Return, word for word, every line that follows.

Begin

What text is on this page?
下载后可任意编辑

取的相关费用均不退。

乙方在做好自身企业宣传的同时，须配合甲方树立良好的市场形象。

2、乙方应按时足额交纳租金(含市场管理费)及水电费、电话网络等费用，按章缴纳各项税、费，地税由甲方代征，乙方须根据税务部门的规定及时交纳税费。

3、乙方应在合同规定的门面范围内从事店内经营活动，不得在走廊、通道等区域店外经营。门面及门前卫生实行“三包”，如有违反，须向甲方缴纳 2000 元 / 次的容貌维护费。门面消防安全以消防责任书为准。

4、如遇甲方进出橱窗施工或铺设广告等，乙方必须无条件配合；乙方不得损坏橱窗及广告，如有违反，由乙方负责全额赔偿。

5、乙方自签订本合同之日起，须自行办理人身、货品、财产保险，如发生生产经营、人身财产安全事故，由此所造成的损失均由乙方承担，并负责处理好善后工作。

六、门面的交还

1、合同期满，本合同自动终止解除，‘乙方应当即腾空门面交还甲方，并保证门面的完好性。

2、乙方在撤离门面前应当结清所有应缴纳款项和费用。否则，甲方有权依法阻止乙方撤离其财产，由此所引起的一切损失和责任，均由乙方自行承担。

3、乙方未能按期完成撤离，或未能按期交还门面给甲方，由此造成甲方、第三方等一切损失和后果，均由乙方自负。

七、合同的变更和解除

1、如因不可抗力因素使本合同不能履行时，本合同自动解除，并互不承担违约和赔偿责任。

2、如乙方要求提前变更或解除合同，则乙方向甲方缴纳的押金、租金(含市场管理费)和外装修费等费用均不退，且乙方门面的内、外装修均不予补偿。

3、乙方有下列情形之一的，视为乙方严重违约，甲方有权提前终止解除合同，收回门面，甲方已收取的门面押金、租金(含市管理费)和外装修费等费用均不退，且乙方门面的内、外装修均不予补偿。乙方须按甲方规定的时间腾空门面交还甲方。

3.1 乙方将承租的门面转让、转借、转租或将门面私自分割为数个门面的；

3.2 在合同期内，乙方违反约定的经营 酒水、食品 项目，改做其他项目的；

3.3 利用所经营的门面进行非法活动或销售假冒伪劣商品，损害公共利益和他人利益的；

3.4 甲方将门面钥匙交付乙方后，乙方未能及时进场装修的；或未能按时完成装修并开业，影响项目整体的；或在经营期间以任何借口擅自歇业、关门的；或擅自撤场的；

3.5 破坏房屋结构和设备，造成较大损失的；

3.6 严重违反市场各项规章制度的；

End

**FINISHED ANSWER**
What text is on this page?
下载后可任意编辑

取的相关费用均不退。

乙方在做好自身企业宣传的同时，须配合甲方树立良好的市场形象。

2、乙方应按时足额交纳租金(含市场管理费)及水电费、电话网络等费用，按章缴纳各项税、费，地税由甲方代征，乙方须根据税务部门的规定及时交纳税费。

3、乙方应在合同规定的门面范围内从事店内经营活动，不得在走廊、通道等区域店外经营。门面及门前卫生实行“三包”，如有违反，须向甲方缴纳 2000 元 / 次的容貌维护费。门面消防安全以消防责任书为准。

4、如遇甲方进出橱窗施工或铺设广告等，乙方必须无条件配合；乙方不得损坏橱窗及广告，如有违反，由乙方负责全额赔偿。

5、乙方自签订本合同之日起，须自行办理人身、货品、财产保险，如发生生产经营、人身财产安全事故，由此所造成的损失均由乙方承担，并负责处理好善后工作。

六、门面的交还

1、合同期满，本合同自动终止解除，‘乙方应当即腾空门面交还甲方，并保证门面的完好性。

2、乙方在撤离门面前应当结清所有应缴纳款项和费用。否则，甲方有权依法阻止乙方撤离其财产，由此所引起的一切损失和责任，均由乙方自行承担。

3、乙方未能按期完成撤离，或未能按期交还门面给甲方，由此造成甲方、第三方等一切损失和后果，均由乙方自负。

七、合同的变更和解除

1、如因不可抗力因素使本合同不能履行时，本合同自动解除，并互不承担违约和赔偿责任。

2、如乙方要求提前变更或解除合同，则乙方向甲方缴纳的押金、租金(含市场管理费)和外装修费等费用均不退，且乙方门面的内、外装修均不予补偿。

3、乙方有下列情形之一的，视为乙方严重违约，甲方有权提前终止解除合同，收回门面，甲方已收取的门面押金、租金(含市管理费)和外装修费等费用均不退，且乙方门面的内、外装修均不予补偿。乙方须按甲方规定的时间腾空门面交还甲方。

3.1 乙方将承租的门面转让、转借、转租或将门面私自分割为数个门面的；

3.2 在合同期内，乙方违反约定的经营 酒水、食品 项目，改做其他项目的；

3.3 利用所经营的门面进行非法活动或销售假冒伪劣商品，损害公共利益和他人利益的；

3.4 甲方将门面钥匙交付乙方后，乙方未能及时进场装修的；或未能按时完成装修并开业，影响项目整体的；或在经营期间以任何借口擅自歇业、关门的；或擅自撤场的；

3.5 破坏房屋结构和设备，造成较大损失的；

3.6 严重违反市场各项规章制度的；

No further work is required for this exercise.